OBJECTIF: Recopiez mot pour mot le passage du texte sur la défense européenne qui commence à « Si vous regardez » et se termine à « y quasiment absente. ».
-------- SOURCE
Si vous regardez de près la propagande électorale que vous allez recevoir dans votre boîte aux lettres pour les élections européennes du 25 mai prochain, vous constaterez que la question de la « défense européenne », dont les mérites sont vantés par beaucoup, est y quasiment absente.
Au moins quatre formations politiques en parlent, ce qui est peu au vu du nombre de listes qui sollicitent les suffrages des électeurs. Il faut « promouvoir une Europe de la défense » pour le Parti socialiste et les Parti radical de gauche. Pour l’UMP, il s’agit d’avoir « une Europe de la défense et de la sécurité, capable de défendre nos intérêts, nos valeurs et d’assurer notre sécurité notamment face aux menaces terroristes ».
L’UDI et le Modem, qui font cause commune, veulent des « moyens renforcés pour la défense européenne et une agence de cyber-défense pour mieux protéger la confidentialité des données » (et non pour éviter des attaques informatiques ?). Enfin, « Nous citoyens », une jeune organisation fondée par l’entrepreneur Denis Payre, parle de « développer une politique étrangère commune (bon courage…), avec une capacité d’intervention militaire (qui est censée déjà exister) et une mutualisation de nos industries de défense ».
----------------
-------- DONNÉES FOURNIES
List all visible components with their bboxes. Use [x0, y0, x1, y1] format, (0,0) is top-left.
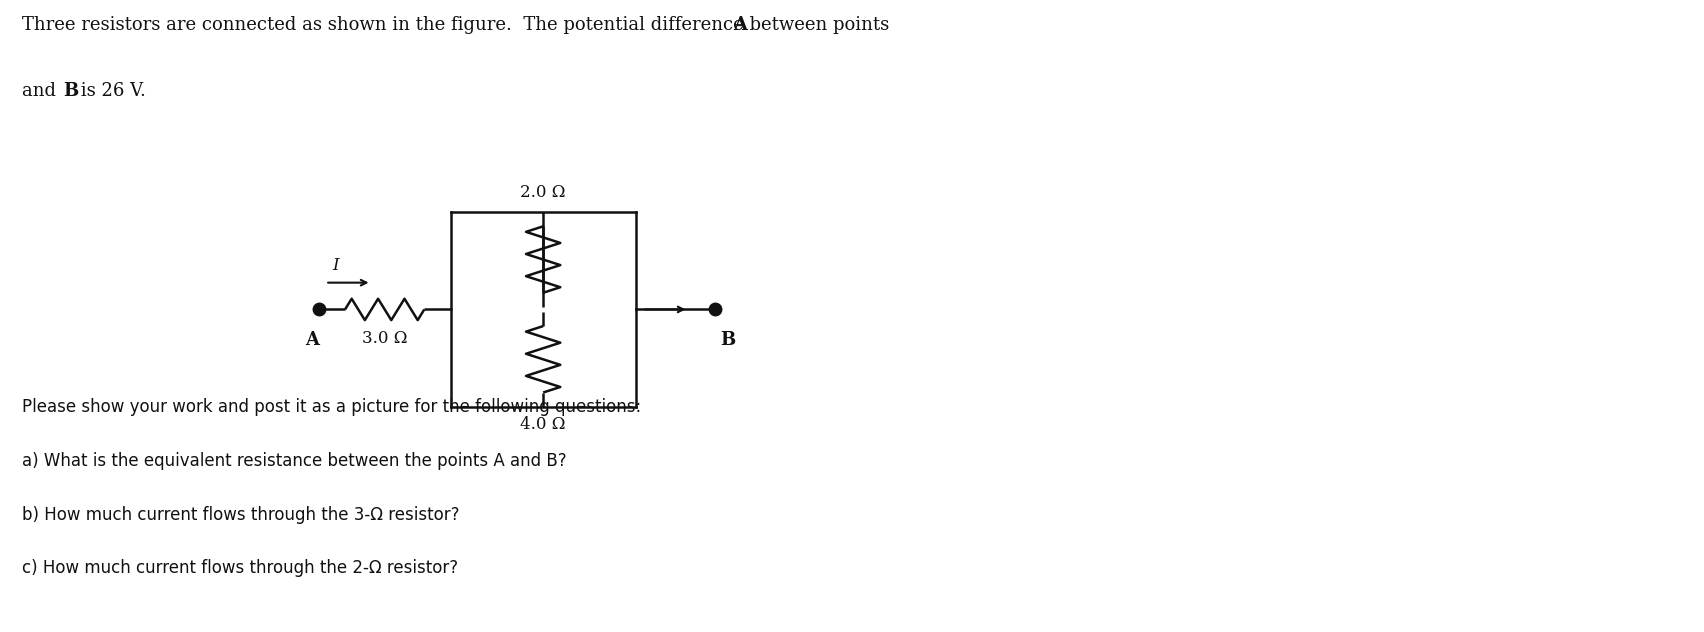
----------------
RÉSULTAT DE L'EXERCICE:
Si vous regardez de près la propagande électorale que vous allez recevoir dans votre boîte aux lettres pour les élections européennes du 25 mai prochain, vous constaterez que la question de la « défense européenne », dont les mérites sont vantés par beaucoup, est y quasiment absente.